SHORT TASK: Locate all lines in the data below that hold "downward" and show them.

DATA SECTION:
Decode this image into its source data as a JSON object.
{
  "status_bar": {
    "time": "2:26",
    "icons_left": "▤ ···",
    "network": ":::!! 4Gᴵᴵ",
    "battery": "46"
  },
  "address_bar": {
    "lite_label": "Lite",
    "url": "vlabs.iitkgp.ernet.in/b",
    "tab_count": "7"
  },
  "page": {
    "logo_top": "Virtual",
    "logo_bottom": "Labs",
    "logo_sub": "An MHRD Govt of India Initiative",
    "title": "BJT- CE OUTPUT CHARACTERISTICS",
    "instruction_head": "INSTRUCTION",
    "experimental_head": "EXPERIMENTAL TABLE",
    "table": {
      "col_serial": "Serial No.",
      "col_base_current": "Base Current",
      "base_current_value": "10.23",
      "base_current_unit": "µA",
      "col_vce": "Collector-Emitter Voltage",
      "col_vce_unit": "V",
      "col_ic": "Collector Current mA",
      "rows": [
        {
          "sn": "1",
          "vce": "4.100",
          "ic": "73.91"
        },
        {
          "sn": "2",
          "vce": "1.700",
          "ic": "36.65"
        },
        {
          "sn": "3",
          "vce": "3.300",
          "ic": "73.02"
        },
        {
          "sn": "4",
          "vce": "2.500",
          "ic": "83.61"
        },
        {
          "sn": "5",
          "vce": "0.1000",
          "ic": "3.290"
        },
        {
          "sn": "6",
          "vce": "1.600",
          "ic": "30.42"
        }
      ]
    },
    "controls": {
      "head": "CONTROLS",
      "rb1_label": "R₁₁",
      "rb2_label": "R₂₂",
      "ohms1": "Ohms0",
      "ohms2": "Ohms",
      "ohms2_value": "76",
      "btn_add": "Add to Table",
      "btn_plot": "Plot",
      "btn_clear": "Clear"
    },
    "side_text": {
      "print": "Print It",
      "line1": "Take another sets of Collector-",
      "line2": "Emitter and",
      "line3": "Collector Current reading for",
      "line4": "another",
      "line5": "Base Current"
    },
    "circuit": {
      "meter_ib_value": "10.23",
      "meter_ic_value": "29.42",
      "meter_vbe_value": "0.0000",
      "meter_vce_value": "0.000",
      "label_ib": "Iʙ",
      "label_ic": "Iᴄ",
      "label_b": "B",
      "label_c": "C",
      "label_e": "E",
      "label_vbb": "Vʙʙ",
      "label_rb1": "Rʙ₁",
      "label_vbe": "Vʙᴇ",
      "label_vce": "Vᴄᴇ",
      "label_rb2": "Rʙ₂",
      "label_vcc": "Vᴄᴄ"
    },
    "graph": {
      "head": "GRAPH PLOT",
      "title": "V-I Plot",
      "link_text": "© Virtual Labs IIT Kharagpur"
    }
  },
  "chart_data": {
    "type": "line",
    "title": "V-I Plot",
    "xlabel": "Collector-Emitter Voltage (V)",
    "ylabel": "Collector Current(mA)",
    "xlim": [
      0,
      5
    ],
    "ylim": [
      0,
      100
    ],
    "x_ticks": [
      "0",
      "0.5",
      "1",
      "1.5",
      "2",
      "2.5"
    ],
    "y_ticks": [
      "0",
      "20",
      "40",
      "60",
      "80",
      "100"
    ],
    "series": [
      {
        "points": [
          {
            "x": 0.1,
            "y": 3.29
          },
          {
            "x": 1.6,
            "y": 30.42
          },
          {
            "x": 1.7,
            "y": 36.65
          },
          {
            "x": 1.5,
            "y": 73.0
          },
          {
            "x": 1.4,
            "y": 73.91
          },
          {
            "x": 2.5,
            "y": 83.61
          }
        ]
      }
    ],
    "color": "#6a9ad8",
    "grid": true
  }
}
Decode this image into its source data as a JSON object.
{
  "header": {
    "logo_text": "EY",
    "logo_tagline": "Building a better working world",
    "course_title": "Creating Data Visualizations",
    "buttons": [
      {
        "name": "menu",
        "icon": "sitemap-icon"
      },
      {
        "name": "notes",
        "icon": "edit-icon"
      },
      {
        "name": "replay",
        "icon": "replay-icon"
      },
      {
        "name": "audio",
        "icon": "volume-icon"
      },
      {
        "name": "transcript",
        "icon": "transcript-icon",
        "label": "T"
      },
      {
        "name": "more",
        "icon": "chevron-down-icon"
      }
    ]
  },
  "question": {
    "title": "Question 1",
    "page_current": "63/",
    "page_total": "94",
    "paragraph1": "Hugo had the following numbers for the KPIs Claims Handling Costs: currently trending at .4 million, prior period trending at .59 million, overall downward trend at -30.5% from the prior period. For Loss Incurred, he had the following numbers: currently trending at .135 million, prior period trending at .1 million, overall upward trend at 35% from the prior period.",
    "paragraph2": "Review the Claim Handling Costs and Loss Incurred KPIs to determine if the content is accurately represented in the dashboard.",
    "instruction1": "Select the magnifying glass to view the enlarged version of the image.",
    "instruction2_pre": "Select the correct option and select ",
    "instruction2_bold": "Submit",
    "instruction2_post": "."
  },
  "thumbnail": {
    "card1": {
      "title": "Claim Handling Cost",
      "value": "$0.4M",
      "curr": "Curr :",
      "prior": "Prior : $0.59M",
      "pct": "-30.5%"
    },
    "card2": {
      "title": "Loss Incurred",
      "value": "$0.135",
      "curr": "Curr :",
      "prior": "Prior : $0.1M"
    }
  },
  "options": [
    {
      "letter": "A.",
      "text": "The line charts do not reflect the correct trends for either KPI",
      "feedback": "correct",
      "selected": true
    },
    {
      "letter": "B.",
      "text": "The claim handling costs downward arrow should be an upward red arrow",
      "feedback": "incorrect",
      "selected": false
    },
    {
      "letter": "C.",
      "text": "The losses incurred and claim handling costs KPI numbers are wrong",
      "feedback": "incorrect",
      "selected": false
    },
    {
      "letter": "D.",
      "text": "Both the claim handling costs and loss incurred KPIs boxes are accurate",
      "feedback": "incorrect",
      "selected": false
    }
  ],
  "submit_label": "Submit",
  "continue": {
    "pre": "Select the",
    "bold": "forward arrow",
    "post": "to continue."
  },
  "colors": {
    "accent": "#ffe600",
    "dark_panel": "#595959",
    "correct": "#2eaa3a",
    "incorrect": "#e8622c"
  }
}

WRITTEN SOLUTION:
    "paragraph1": "Hugo had the following numbers for the KPIs Claims Handling Costs: currently trending at .4 million, prior period trending at .59 million, overall downward trend at -30.5% from the prior period. For Loss Incurred, he had the following numbers: currently trending at .135 million, prior period trending at .1 million, overall upward trend at 35% from the prior period.",
      "text": "The claim handling costs downward arrow should be an upward red arrow",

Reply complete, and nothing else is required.